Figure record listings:
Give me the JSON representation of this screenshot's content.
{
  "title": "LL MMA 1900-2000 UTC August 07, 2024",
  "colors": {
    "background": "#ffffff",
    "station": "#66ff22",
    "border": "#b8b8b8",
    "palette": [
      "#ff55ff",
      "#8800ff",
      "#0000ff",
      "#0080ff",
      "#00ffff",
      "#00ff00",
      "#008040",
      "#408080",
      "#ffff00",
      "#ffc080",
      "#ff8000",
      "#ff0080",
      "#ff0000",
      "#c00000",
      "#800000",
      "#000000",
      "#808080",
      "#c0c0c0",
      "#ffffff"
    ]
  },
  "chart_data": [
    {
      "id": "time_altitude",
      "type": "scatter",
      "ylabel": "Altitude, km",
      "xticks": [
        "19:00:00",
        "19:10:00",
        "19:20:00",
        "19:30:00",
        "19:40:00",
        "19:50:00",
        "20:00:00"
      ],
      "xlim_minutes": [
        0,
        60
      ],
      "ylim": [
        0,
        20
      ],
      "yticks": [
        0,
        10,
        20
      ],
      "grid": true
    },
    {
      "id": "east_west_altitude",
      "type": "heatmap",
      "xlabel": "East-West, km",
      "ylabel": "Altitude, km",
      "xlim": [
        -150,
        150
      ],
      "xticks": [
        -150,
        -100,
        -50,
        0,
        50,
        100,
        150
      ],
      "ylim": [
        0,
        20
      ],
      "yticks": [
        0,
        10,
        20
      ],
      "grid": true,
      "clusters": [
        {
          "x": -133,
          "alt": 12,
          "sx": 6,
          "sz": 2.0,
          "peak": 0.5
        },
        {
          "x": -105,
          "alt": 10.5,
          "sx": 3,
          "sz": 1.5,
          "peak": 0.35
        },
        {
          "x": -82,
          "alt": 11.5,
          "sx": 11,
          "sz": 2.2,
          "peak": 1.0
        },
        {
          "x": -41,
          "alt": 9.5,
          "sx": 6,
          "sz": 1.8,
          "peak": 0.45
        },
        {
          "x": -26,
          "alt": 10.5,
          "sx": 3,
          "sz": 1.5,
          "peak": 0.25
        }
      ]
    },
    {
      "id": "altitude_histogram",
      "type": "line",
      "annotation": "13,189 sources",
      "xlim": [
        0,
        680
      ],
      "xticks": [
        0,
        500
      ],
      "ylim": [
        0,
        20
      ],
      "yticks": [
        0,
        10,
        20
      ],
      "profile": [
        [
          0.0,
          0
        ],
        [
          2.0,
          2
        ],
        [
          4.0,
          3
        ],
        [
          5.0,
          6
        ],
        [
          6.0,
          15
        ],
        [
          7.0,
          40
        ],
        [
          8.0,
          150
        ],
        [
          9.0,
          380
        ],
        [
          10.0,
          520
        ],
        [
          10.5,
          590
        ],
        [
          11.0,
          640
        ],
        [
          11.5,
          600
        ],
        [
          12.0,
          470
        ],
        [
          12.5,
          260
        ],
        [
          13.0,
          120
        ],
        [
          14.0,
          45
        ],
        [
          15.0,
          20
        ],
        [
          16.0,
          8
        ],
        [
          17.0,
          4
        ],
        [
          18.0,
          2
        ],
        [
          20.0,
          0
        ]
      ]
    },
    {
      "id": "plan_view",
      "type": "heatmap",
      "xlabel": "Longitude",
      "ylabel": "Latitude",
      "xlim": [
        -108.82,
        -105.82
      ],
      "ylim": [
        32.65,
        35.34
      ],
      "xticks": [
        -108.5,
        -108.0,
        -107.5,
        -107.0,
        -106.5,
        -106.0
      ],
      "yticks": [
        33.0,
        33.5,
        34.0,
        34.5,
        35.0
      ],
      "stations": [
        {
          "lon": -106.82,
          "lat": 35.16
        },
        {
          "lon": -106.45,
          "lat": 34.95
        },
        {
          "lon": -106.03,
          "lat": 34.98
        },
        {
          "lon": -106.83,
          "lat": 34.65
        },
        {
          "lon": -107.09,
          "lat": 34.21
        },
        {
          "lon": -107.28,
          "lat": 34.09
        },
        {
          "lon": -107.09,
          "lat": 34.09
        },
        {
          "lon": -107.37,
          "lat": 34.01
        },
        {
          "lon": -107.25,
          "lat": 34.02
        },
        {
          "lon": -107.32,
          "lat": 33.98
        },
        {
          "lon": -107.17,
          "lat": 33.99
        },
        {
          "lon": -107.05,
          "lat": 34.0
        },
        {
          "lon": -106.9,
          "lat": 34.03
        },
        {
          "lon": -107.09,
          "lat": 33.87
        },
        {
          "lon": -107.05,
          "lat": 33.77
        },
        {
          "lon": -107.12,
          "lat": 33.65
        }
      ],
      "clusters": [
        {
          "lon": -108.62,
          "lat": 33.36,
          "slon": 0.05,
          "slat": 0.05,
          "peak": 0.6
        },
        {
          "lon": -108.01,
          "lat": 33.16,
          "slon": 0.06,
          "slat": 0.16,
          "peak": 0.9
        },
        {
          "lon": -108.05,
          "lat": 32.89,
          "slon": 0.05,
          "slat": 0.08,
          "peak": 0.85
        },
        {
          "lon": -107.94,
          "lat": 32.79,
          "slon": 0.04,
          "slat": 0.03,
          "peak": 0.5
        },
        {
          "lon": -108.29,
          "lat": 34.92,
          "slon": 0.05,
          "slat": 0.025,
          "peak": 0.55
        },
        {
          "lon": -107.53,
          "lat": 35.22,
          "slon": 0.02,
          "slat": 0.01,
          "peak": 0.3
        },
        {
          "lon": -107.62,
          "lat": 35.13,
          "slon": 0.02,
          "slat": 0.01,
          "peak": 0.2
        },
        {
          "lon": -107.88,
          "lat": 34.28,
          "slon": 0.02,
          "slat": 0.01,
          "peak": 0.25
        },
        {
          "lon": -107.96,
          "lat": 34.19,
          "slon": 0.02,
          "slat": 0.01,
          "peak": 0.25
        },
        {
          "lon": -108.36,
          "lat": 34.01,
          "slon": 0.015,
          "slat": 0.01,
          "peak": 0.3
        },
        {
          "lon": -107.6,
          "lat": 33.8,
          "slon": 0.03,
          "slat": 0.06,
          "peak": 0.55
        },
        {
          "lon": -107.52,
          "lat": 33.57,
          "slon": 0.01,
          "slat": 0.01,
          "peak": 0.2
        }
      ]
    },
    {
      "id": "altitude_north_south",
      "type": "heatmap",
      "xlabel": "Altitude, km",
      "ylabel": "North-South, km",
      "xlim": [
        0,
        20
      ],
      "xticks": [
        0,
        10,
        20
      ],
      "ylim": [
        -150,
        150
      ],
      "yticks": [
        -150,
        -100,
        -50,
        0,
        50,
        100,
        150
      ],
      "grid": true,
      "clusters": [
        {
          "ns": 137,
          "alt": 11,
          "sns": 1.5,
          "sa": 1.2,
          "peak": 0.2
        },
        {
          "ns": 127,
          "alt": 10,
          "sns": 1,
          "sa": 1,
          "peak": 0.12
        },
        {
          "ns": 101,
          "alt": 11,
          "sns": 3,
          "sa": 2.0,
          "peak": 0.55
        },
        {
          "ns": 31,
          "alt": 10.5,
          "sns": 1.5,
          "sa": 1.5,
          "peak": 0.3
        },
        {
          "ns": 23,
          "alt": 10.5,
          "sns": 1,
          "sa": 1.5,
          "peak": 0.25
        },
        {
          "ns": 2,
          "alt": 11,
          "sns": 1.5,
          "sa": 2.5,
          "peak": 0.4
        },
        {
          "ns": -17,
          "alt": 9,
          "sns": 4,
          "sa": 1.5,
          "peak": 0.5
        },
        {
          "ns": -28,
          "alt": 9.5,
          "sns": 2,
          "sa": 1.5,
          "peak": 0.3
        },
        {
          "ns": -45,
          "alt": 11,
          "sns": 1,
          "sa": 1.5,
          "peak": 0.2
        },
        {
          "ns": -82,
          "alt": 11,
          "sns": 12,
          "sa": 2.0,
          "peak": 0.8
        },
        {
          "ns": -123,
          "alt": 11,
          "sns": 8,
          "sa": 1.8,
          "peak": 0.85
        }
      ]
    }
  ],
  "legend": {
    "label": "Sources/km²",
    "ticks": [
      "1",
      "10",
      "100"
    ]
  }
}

REQUIRED TASK:
Look through the lines above and collect those with the word "xlabel".

SOLVED PROBLEM:
      "xlabel": "East-West, km",
      "xlabel": "Longitude",
      "xlabel": "Altitude, km",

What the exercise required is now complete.